• [TASK TO CARRY OUT]:
Copy all lines in which the word "FOOD" can be found.

Entries from a dataset
·····

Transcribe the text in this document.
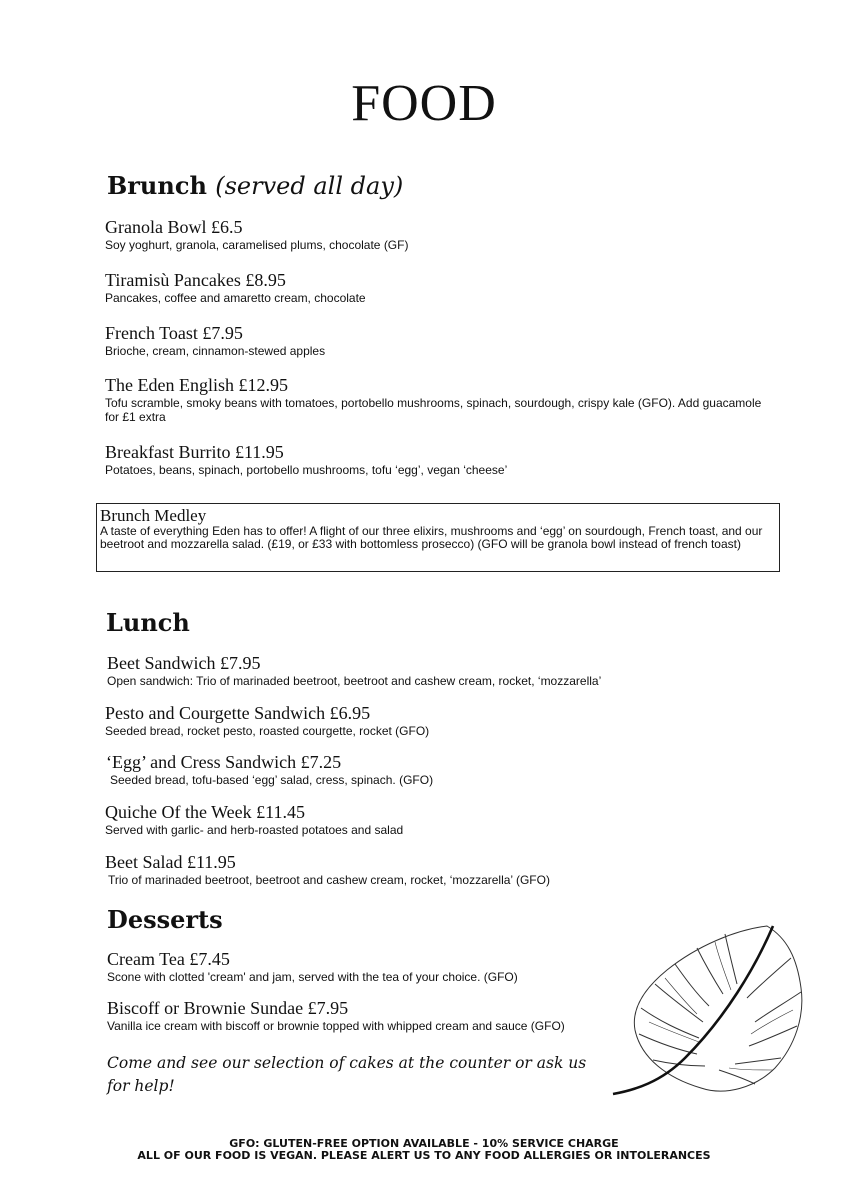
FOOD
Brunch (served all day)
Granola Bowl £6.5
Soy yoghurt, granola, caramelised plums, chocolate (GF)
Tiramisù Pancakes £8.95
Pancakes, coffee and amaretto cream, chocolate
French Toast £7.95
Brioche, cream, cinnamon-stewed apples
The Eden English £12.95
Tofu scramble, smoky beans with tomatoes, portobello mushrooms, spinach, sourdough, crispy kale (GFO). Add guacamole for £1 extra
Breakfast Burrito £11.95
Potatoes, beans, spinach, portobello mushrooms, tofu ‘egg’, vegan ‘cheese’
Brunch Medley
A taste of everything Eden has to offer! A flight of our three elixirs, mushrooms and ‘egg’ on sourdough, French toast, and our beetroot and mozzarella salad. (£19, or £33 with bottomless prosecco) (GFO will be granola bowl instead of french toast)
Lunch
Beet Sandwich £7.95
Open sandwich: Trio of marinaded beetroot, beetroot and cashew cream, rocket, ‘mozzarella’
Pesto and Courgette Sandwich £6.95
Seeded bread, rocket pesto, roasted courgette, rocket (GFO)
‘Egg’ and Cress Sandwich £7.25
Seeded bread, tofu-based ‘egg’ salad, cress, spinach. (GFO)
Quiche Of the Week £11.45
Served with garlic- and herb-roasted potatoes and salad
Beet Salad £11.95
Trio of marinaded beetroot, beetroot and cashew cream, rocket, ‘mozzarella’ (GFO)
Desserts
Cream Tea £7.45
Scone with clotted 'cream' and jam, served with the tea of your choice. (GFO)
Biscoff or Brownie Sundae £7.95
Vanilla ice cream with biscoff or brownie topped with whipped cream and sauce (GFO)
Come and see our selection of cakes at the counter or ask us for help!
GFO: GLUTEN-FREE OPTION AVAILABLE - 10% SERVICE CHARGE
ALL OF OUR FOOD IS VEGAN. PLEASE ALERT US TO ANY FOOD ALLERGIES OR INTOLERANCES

·····

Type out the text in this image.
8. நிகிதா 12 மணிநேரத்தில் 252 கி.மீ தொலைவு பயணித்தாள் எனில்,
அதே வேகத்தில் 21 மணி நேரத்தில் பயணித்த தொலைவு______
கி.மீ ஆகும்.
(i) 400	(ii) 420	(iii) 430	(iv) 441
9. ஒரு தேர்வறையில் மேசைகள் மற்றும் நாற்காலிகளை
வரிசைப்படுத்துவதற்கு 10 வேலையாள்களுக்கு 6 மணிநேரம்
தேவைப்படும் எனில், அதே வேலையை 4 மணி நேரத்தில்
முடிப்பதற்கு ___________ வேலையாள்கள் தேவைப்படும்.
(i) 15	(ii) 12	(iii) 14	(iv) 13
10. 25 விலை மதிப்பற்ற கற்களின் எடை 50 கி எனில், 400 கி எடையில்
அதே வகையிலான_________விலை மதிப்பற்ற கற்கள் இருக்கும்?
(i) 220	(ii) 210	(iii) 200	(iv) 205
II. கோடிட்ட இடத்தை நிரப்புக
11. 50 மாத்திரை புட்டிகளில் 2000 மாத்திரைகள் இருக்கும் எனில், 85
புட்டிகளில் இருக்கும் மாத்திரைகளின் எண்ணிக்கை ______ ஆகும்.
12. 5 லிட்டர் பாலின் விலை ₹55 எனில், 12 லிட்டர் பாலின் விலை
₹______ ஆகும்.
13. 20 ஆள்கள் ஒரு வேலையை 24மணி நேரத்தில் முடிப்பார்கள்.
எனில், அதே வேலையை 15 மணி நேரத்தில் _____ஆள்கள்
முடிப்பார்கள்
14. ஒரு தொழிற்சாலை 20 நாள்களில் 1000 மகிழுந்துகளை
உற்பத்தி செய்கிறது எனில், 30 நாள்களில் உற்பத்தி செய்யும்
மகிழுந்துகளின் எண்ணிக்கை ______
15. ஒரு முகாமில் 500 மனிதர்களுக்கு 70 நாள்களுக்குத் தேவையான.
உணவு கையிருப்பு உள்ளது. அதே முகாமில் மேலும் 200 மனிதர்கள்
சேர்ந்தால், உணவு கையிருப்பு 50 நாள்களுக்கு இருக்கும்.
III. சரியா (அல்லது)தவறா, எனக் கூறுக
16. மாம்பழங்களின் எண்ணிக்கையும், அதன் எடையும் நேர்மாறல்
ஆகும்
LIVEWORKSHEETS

·····

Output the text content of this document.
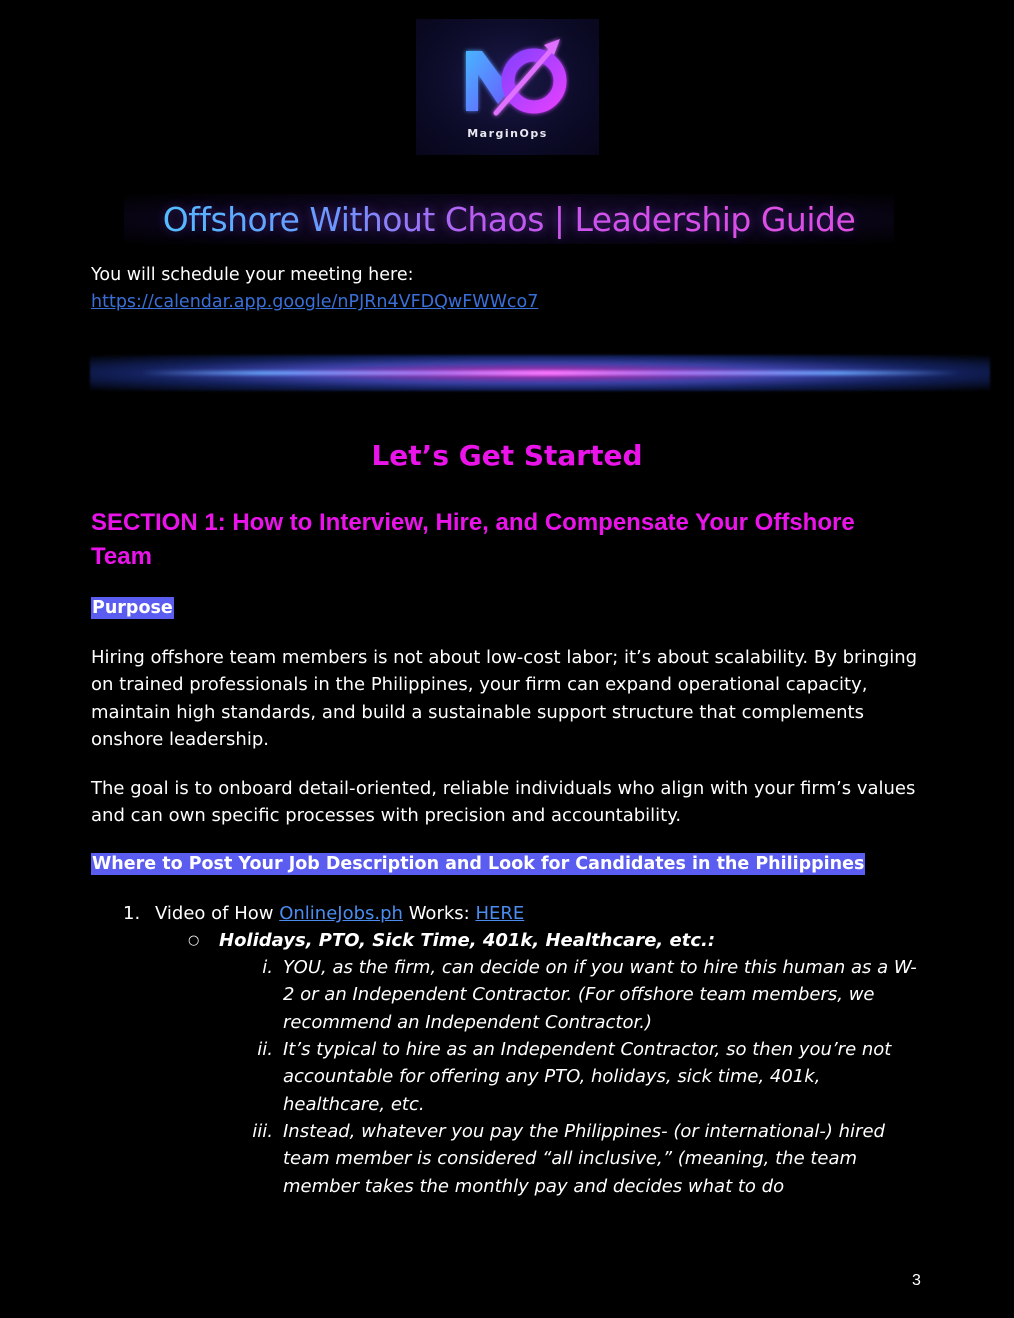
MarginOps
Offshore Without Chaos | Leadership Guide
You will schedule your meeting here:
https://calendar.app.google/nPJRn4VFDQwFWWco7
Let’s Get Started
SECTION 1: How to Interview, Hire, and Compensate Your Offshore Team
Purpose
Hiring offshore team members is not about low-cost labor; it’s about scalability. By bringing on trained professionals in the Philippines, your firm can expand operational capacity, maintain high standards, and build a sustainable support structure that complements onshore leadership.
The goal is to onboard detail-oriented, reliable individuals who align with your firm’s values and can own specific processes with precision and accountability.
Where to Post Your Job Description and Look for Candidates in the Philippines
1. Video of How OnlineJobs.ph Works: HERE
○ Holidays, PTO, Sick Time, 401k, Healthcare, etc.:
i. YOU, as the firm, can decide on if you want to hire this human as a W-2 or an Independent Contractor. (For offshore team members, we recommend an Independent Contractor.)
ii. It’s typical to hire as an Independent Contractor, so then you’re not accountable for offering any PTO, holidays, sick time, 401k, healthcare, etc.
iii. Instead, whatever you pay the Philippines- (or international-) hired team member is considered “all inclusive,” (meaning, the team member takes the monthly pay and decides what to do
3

·····

• [SOLUTION TO THE PROBLEM]:
FOOD
ALL OF OUR FOOD IS VEGAN. PLEASE ALERT US TO ANY FOOD ALLERGIES OR INTOLERANCES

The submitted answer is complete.